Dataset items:
-- start --

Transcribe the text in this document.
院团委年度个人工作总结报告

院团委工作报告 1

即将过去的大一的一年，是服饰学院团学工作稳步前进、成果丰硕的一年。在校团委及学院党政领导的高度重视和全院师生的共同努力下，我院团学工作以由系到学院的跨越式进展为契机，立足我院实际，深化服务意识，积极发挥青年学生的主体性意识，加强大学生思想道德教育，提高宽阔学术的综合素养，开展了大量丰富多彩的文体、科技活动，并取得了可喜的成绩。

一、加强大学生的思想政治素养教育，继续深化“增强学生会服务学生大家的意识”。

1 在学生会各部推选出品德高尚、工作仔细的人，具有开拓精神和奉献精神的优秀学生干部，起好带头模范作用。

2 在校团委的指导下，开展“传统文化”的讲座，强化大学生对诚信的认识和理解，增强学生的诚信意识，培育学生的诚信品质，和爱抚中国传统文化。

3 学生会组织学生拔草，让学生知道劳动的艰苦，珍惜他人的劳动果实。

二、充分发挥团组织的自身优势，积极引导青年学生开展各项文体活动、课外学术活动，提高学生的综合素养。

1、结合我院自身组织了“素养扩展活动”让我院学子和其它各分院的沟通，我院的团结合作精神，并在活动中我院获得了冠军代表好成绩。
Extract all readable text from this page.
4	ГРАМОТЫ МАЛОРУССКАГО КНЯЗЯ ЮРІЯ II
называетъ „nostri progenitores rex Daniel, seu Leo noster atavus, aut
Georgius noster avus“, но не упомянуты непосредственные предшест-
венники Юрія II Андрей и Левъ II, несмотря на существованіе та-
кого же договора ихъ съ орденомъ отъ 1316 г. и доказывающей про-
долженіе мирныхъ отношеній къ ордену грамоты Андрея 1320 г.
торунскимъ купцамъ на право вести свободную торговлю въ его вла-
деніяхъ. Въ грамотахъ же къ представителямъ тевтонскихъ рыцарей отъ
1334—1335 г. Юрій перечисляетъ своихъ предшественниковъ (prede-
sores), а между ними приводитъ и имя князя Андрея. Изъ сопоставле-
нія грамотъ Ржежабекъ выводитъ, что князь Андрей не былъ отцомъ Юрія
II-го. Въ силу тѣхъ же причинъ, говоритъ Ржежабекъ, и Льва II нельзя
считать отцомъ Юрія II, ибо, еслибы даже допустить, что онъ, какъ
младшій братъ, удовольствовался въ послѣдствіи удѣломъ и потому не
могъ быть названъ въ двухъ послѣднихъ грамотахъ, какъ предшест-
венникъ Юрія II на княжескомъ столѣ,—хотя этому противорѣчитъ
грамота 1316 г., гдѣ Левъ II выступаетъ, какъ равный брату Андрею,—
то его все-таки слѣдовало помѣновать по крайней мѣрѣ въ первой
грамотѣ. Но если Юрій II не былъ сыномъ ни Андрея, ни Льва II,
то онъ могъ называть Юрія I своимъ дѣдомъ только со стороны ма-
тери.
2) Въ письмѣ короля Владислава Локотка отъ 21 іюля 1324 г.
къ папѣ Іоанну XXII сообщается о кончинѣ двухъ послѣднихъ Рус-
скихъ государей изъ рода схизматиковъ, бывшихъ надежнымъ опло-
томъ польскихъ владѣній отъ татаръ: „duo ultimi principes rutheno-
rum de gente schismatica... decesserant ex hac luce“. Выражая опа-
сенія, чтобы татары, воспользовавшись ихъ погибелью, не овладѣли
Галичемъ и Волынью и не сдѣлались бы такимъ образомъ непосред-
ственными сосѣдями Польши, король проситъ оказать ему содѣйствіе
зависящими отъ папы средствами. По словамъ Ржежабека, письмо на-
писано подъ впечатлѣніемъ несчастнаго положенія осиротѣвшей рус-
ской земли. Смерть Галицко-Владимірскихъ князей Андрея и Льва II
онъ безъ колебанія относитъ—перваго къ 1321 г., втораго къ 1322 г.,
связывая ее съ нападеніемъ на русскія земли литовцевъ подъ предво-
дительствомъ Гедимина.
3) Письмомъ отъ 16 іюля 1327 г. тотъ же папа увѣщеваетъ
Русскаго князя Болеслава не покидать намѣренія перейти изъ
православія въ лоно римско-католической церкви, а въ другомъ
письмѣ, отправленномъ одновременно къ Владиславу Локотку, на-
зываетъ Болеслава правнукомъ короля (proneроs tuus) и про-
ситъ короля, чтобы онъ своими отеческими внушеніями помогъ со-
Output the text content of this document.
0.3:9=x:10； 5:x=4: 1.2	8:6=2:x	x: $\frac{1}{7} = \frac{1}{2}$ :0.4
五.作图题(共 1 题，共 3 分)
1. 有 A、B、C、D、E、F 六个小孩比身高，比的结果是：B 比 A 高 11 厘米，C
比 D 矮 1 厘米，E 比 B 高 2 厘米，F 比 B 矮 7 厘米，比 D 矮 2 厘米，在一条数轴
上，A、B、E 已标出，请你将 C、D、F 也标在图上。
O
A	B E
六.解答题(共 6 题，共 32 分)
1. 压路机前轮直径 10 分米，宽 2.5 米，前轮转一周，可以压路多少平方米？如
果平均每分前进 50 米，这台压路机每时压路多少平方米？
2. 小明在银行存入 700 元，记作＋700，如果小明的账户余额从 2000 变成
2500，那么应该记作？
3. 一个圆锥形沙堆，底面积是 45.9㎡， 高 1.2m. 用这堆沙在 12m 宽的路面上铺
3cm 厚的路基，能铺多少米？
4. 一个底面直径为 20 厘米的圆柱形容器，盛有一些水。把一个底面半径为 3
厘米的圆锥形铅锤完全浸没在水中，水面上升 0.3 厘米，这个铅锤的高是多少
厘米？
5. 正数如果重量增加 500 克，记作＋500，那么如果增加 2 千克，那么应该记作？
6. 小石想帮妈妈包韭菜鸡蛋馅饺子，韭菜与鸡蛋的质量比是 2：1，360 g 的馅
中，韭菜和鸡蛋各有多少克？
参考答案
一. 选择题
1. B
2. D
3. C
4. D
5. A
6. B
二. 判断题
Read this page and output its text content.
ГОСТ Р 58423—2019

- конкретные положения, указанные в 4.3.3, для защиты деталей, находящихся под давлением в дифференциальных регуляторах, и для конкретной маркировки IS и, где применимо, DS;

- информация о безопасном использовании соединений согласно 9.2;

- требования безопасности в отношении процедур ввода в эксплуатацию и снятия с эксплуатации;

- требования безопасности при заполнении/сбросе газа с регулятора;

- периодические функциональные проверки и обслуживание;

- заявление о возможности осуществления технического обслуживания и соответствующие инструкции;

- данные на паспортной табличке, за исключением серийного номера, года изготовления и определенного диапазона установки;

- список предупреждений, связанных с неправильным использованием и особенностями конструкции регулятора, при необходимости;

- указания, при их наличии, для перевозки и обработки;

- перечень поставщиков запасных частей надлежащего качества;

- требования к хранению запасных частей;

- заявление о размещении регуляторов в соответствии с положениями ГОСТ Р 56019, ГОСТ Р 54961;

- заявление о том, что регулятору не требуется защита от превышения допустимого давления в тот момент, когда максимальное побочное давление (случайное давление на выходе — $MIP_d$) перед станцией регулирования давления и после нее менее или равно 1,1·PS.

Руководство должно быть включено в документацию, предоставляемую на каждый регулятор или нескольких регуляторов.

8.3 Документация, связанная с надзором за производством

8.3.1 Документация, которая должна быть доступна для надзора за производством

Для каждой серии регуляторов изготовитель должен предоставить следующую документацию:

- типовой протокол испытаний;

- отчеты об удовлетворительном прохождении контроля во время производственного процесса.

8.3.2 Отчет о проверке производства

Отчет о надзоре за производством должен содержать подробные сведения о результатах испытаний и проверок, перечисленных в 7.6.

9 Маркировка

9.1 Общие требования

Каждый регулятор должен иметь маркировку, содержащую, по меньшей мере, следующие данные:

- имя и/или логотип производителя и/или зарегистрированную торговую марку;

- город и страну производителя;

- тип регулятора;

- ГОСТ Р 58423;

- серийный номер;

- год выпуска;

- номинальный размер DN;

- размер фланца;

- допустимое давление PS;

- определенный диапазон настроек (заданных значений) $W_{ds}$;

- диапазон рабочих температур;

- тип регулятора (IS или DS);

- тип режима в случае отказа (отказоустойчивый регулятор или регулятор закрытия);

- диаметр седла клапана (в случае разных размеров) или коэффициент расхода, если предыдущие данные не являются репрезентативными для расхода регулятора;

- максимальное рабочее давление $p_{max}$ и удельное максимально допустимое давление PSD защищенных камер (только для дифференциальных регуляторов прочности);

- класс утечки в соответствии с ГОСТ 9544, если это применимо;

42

-- end --

Goal: Of the lines in the material, how many hold the word "какъ"? Reply with the number only.

Completed exercise: 3